TO BE DONE
Filter the entries below, keeping only lines with the word "this".

MATERIAL FOR THE TASK
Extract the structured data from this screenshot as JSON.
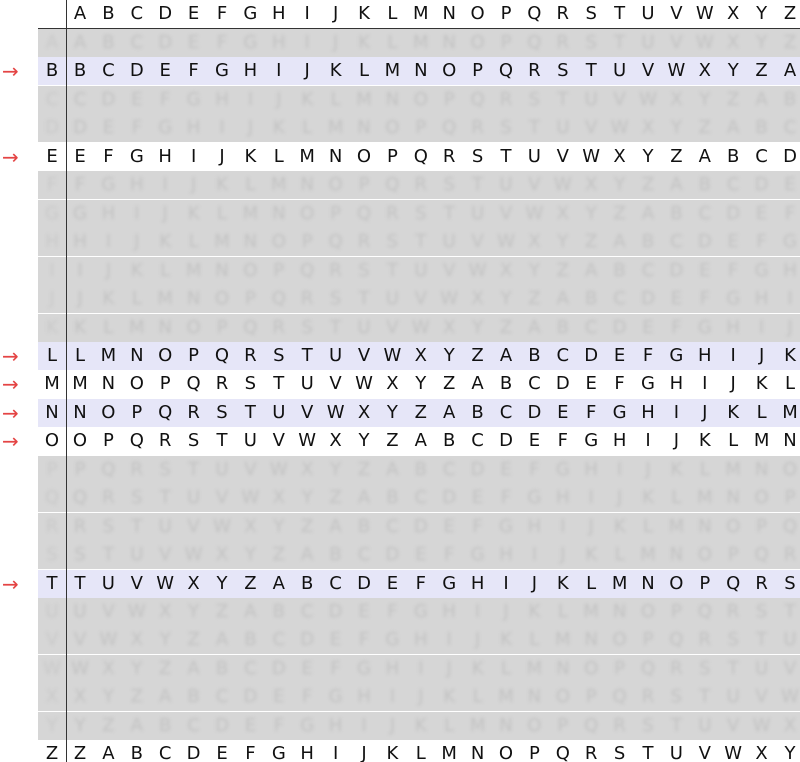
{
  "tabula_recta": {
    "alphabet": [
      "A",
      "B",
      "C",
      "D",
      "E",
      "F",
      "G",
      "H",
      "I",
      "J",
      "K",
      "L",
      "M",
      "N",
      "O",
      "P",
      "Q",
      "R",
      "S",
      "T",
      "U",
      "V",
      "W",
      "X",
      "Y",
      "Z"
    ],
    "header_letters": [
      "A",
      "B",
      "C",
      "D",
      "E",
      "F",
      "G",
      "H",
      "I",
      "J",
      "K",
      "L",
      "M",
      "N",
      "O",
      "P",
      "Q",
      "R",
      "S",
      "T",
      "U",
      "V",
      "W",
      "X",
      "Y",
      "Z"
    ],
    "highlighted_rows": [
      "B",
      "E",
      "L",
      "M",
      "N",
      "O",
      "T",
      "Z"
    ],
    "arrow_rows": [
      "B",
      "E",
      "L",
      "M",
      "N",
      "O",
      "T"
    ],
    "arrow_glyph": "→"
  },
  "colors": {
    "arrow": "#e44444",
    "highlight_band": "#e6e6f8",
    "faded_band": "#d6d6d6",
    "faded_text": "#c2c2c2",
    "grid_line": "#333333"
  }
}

---

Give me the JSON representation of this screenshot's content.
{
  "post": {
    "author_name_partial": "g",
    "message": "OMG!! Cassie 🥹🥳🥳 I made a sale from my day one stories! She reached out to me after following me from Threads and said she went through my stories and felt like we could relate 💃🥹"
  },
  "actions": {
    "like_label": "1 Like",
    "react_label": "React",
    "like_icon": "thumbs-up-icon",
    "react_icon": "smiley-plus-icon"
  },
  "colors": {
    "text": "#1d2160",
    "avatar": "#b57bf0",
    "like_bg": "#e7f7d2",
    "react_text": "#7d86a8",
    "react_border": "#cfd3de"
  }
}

SOLUTION TO THE EXERCISE
Extract the structured data from this screenshot as JSON.
Give me the JSON representation of this screenshot's content.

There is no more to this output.